• _WHAT YOU NEED TO DO_
Nothing in the records may be left out or altered; reproduce them all exactly.
===== DATASET RECORDS =====
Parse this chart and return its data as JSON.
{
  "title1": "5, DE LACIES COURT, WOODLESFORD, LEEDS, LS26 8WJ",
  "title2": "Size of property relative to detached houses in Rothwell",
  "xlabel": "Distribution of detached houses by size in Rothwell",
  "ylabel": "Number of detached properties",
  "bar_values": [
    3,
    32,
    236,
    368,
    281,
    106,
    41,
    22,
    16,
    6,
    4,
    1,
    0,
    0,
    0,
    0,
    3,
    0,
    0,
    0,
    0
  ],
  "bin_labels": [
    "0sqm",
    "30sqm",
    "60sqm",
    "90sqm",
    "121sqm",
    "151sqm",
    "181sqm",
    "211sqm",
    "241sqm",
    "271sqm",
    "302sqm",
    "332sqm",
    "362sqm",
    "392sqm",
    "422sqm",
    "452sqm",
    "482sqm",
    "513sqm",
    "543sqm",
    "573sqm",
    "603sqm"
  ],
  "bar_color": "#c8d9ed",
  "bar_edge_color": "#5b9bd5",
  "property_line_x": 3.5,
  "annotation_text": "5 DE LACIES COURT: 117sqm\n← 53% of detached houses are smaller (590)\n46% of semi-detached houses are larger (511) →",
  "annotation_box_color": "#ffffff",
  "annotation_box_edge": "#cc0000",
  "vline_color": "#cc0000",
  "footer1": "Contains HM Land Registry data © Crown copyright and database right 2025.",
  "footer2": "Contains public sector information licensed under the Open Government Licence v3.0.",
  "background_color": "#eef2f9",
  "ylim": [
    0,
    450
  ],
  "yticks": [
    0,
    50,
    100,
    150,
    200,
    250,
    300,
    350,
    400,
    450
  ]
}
=====
• _EXERCISE ANSWER_
Parse this chart and return its data as JSON.
{
  "title1": "5, DE LACIES COURT, WOODLESFORD, LEEDS, LS26 8WJ",
  "title2": "Size of property relative to detached houses in Rothwell",
  "xlabel": "Distribution of detached houses by size in Rothwell",
  "ylabel": "Number of detached properties",
  "bar_values": [
    3,
    32,
    236,
    368,
    281,
    106,
    41,
    22,
    16,
    6,
    4,
    1,
    0,
    0,
    0,
    0,
    3,
    0,
    0,
    0,
    0
  ],
  "bin_labels": [
    "0sqm",
    "30sqm",
    "60sqm",
    "90sqm",
    "121sqm",
    "151sqm",
    "181sqm",
    "211sqm",
    "241sqm",
    "271sqm",
    "302sqm",
    "332sqm",
    "362sqm",
    "392sqm",
    "422sqm",
    "452sqm",
    "482sqm",
    "513sqm",
    "543sqm",
    "573sqm",
    "603sqm"
  ],
  "bar_color": "#c8d9ed",
  "bar_edge_color": "#5b9bd5",
  "property_line_x": 3.5,
  "annotation_text": "5 DE LACIES COURT: 117sqm\n← 53% of detached houses are smaller (590)\n46% of semi-detached houses are larger (511) →",
  "annotation_box_color": "#ffffff",
  "annotation_box_edge": "#cc0000",
  "vline_color": "#cc0000",
  "footer1": "Contains HM Land Registry data © Crown copyright and database right 2025.",
  "footer2": "Contains public sector information licensed under the Open Government Licence v3.0.",
  "background_color": "#eef2f9",
  "ylim": [
    0,
    450
  ],
  "yticks": [
    0,
    50,
    100,
    150,
    200,
    250,
    300,
    350,
    400,
    450
  ]
}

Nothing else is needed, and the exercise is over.